--- What the task requires ---
Reproduce every entry exactly, without alteration.

--- Extracts from a graphics dataset ---
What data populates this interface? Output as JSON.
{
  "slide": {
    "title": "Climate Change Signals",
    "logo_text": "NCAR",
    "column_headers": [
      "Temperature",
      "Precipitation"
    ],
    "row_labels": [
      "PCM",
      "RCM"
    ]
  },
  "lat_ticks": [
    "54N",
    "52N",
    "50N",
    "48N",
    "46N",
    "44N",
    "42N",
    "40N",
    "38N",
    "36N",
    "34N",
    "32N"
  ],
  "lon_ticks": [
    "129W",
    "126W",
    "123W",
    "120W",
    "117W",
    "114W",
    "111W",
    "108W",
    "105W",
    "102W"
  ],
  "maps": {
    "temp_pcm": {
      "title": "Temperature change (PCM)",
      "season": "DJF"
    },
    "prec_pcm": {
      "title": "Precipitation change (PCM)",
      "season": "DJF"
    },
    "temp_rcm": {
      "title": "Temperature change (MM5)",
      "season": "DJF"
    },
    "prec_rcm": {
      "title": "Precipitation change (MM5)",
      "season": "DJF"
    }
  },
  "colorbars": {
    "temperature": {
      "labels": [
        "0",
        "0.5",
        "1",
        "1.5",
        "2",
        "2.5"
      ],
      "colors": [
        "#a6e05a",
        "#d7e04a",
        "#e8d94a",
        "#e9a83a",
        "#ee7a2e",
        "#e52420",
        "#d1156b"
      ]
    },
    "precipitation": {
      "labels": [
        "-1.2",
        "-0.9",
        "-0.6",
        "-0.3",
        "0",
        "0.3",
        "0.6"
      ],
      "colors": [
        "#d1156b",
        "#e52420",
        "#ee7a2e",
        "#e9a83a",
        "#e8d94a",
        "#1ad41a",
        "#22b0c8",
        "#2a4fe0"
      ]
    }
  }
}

--- Answer to this task ---
What data populates this interface? Output as JSON.
{
  "slide": {
    "title": "Climate Change Signals",
    "logo_text": "NCAR",
    "column_headers": [
      "Temperature",
      "Precipitation"
    ],
    "row_labels": [
      "PCM",
      "RCM"
    ]
  },
  "lat_ticks": [
    "54N",
    "52N",
    "50N",
    "48N",
    "46N",
    "44N",
    "42N",
    "40N",
    "38N",
    "36N",
    "34N",
    "32N"
  ],
  "lon_ticks": [
    "129W",
    "126W",
    "123W",
    "120W",
    "117W",
    "114W",
    "111W",
    "108W",
    "105W",
    "102W"
  ],
  "maps": {
    "temp_pcm": {
      "title": "Temperature change (PCM)",
      "season": "DJF"
    },
    "prec_pcm": {
      "title": "Precipitation change (PCM)",
      "season": "DJF"
    },
    "temp_rcm": {
      "title": "Temperature change (MM5)",
      "season": "DJF"
    },
    "prec_rcm": {
      "title": "Precipitation change (MM5)",
      "season": "DJF"
    }
  },
  "colorbars": {
    "temperature": {
      "labels": [
        "0",
        "0.5",
        "1",
        "1.5",
        "2",
        "2.5"
      ],
      "colors": [
        "#a6e05a",
        "#d7e04a",
        "#e8d94a",
        "#e9a83a",
        "#ee7a2e",
        "#e52420",
        "#d1156b"
      ]
    },
    "precipitation": {
      "labels": [
        "-1.2",
        "-0.9",
        "-0.6",
        "-0.3",
        "0",
        "0.3",
        "0.6"
      ],
      "colors": [
        "#d1156b",
        "#e52420",
        "#ee7a2e",
        "#e9a83a",
        "#e8d94a",
        "#1ad41a",
        "#22b0c8",
        "#2a4fe0"
      ]
    }
  }
}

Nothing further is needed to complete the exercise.